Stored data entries
=-=-=-=-=

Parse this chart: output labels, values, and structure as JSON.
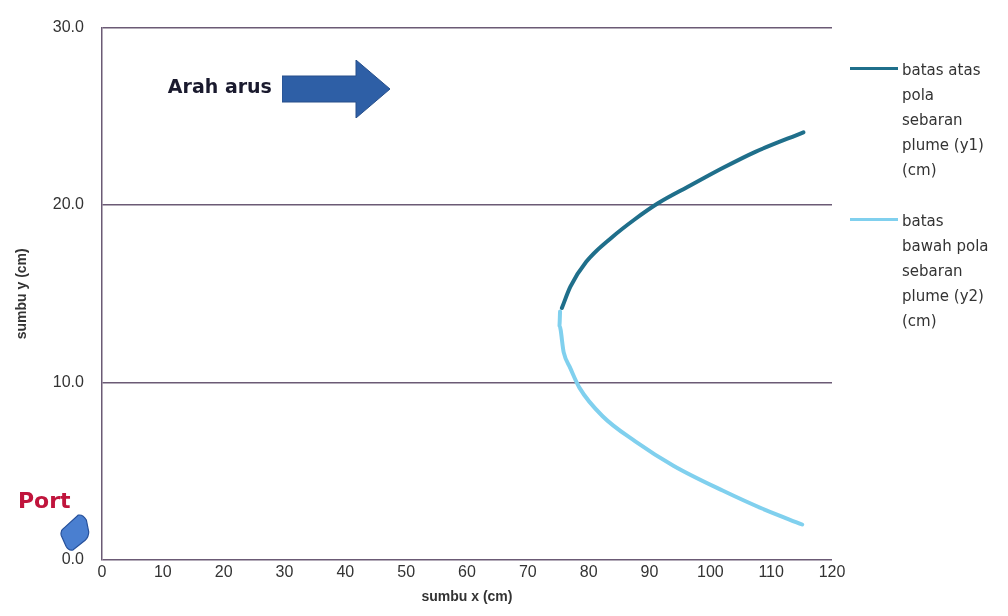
{
  "chart_data": {
    "type": "line",
    "xlabel": "sumbu x (cm)",
    "ylabel": "sumbu y (cm)",
    "xlim": [
      0,
      120
    ],
    "xticks": [
      0,
      10,
      20,
      30,
      40,
      50,
      60,
      70,
      80,
      90,
      100,
      110,
      120
    ],
    "ylim": [
      0,
      30
    ],
    "yticks": [
      {
        "value": 0,
        "label": "0.0"
      },
      {
        "value": 10,
        "label": "10.0"
      },
      {
        "value": 20,
        "label": "20.0"
      },
      {
        "value": 30,
        "label": "30.0"
      }
    ],
    "grid": "y",
    "legend": "right",
    "marker": "none",
    "line_style": "solid",
    "annotations": [
      "Arah arus",
      "Port"
    ],
    "series": [
      {
        "name": "batas atas pola sebaran plume (y1) (cm)",
        "color": "#1f6f8b",
        "x": [
          75.6,
          77.0,
          79.6,
          83.9,
          87.6,
          91.4,
          96.7,
          102.1,
          107.4,
          115.3
        ],
        "values": [
          14.2,
          15.4,
          16.8,
          18.2,
          19.2,
          20.1,
          21.1,
          22.1,
          23.0,
          24.1
        ]
      },
      {
        "name": "batas bawah pola sebaran plume (y2) (cm)",
        "color": "#80d0ee",
        "x": [
          75.3,
          75.2,
          75.9,
          77.0,
          78.5,
          82.3,
          87.6,
          94.0,
          102.1,
          108.5,
          115.1
        ],
        "values": [
          14.0,
          13.2,
          11.7,
          10.8,
          9.7,
          8.1,
          6.7,
          5.3,
          3.9,
          2.9,
          2.0
        ]
      }
    ]
  }
}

=-=-=-=-=

• [PROBLEM REQUIREMENTS]: Report how many lines of the listing above include the word "plume". Say nothing but the number.

• [EXERCISE ANSWER]: 2